* What needs to be done
Find every row below that contains the string "stock" and copy each of those rows in full.

Element box records:
++++++++++
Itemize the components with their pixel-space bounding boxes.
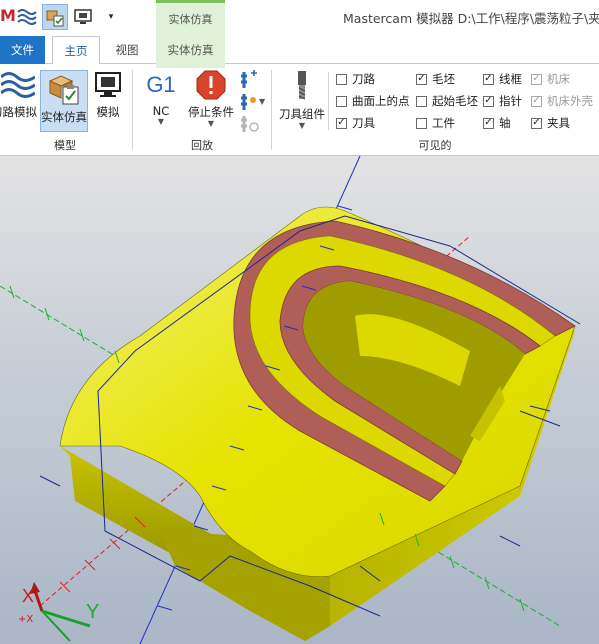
solid-sim-qat-icon[interactable]	[42, 4, 68, 30]
checkbox-label: 夹具	[547, 116, 570, 130]
simulation-viewport[interactable]: X +X Y	[0, 156, 599, 644]
monitor-icon[interactable]	[70, 4, 96, 30]
axis-x-sublabel: +X	[18, 614, 34, 625]
checkbox-box[interactable]: ✓	[531, 73, 542, 85]
group-divider	[271, 70, 272, 150]
checkbox-fixture[interactable]: ✓ 夹具	[531, 114, 570, 132]
context-tab-header: 实体仿真	[156, 0, 225, 36]
visible-group-label: 可见的	[418, 139, 452, 152]
nc-label: NC	[152, 104, 170, 118]
tab-solid-simulation[interactable]: 实体仿真	[156, 36, 225, 64]
toolpath-sim-label: 刀路模拟	[0, 105, 37, 119]
checkbox-label: 起始毛坯	[432, 94, 478, 108]
checkbox-label: 工件	[432, 116, 455, 130]
checkbox-label: 轴	[499, 116, 511, 130]
checkbox-machine[interactable]: ✓ 机床	[531, 70, 570, 88]
checkbox-box[interactable]: ✓	[483, 73, 494, 85]
toolpath-sim-button[interactable]: 刀路模拟	[0, 70, 37, 130]
checkbox-initial-stock[interactable]: 起始毛坯	[416, 92, 478, 110]
checkbox-box[interactable]	[416, 117, 427, 129]
qat-customize-icon[interactable]: ▾	[98, 4, 124, 30]
checkbox-box[interactable]: ✓	[336, 117, 347, 129]
checkbox-label: 刀路	[352, 72, 375, 86]
tab-file[interactable]: 文件	[0, 36, 45, 64]
axis-y-label: Y	[86, 601, 100, 623]
tool-assembly-button[interactable]: 刀具组件 ▼	[278, 70, 326, 132]
solid-sim-icon	[48, 75, 79, 105]
checkbox-label: 指针	[499, 94, 522, 108]
solid-sim-button[interactable]: 实体仿真	[40, 70, 88, 132]
context-strip	[156, 64, 225, 68]
checkbox-axes[interactable]: ✓ 轴	[483, 114, 511, 132]
tool-icon	[298, 71, 306, 100]
wave-toolpath-icon[interactable]	[14, 4, 40, 30]
stop-icon	[196, 70, 226, 100]
checkbox-box[interactable]: ✓	[531, 95, 542, 107]
checkbox-box[interactable]: ✓	[483, 117, 494, 129]
visibility-checkboxes: 刀路 ✓ 毛坯 ✓ 线框 ✓ 机床 曲面上的点 起始毛坯 ✓ 指针 ✓ 机床外壳 ✓ 刀具 …	[336, 70, 599, 134]
playback-group-label: 回放	[191, 139, 213, 152]
add-stop-icon[interactable]	[238, 70, 262, 90]
checkbox-stock[interactable]: ✓ 毛坯	[416, 70, 455, 88]
window-title: Mastercam 模拟器 D:\工作\程序\震荡粒子\夹片	[343, 11, 599, 26]
checkbox-pointer[interactable]: ✓ 指针	[483, 92, 522, 110]
group-divider	[132, 70, 133, 150]
simulate-button[interactable]: 模拟	[92, 70, 124, 130]
checkbox-box[interactable]: ✓	[531, 117, 542, 129]
clear-stop-icon[interactable]	[238, 114, 262, 134]
part-render	[0, 156, 581, 644]
solid-sim-label: 实体仿真	[41, 110, 87, 124]
model-group-label: 模型	[54, 139, 76, 152]
checkbox-workpiece[interactable]: 工件	[416, 114, 455, 132]
checkbox-box[interactable]	[336, 73, 347, 85]
checkbox-wireframe[interactable]: ✓ 线框	[483, 70, 522, 88]
checkbox-label: 曲面上的点	[352, 94, 410, 108]
checkbox-surface-points[interactable]: 曲面上的点	[336, 92, 410, 110]
group-divider	[328, 72, 329, 130]
nc-button[interactable]: G1 NC ▼	[142, 70, 180, 132]
wave-toolpath-icon	[1, 72, 35, 98]
chevron-down-icon: ▼	[157, 117, 165, 126]
stop-options-icon[interactable]: ▼	[238, 92, 266, 112]
checkbox-tool[interactable]: ✓ 刀具	[336, 114, 375, 132]
checkbox-label: 机床	[547, 72, 570, 86]
checkbox-toolpath[interactable]: 刀路	[336, 70, 375, 88]
tab-view[interactable]: 视图	[104, 36, 150, 64]
checkbox-box[interactable]: ✓	[416, 73, 427, 85]
chevron-down-icon: ▼	[207, 119, 215, 128]
axis-x-label: X	[22, 586, 35, 606]
checkbox-label: 刀具	[352, 116, 375, 130]
stop-conditions-label: 停止条件	[188, 105, 234, 119]
checkbox-machine-housing[interactable]: ✓ 机床外壳	[531, 92, 593, 110]
checkbox-label: 线框	[499, 72, 522, 86]
tab-home[interactable]: 主页	[52, 36, 100, 65]
monitor-icon	[95, 72, 121, 97]
checkbox-label: 机床外壳	[547, 94, 593, 108]
stop-conditions-button[interactable]: 停止条件 ▼	[186, 70, 236, 132]
checkbox-label: 毛坯	[432, 72, 455, 86]
checkbox-box[interactable]: ✓	[483, 95, 494, 107]
chevron-down-icon: ▼	[298, 121, 306, 130]
g1-icon: G1	[146, 72, 176, 97]
app-logo-icon: M	[0, 6, 16, 25]
tool-assembly-label: 刀具组件	[279, 107, 325, 121]
axis-triad	[30, 582, 91, 642]
checkbox-box[interactable]	[336, 95, 347, 107]
checkbox-box[interactable]	[416, 95, 427, 107]
simulate-label: 模拟	[96, 105, 120, 119]
svg-text:▼: ▼	[259, 97, 266, 106]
++++++++++
* Answer for the task
checkbox-initial-stock[interactable]: 起始毛坯	[416, 92, 478, 110]
checkbox-stock[interactable]: ✓ 毛坯	[416, 70, 455, 88]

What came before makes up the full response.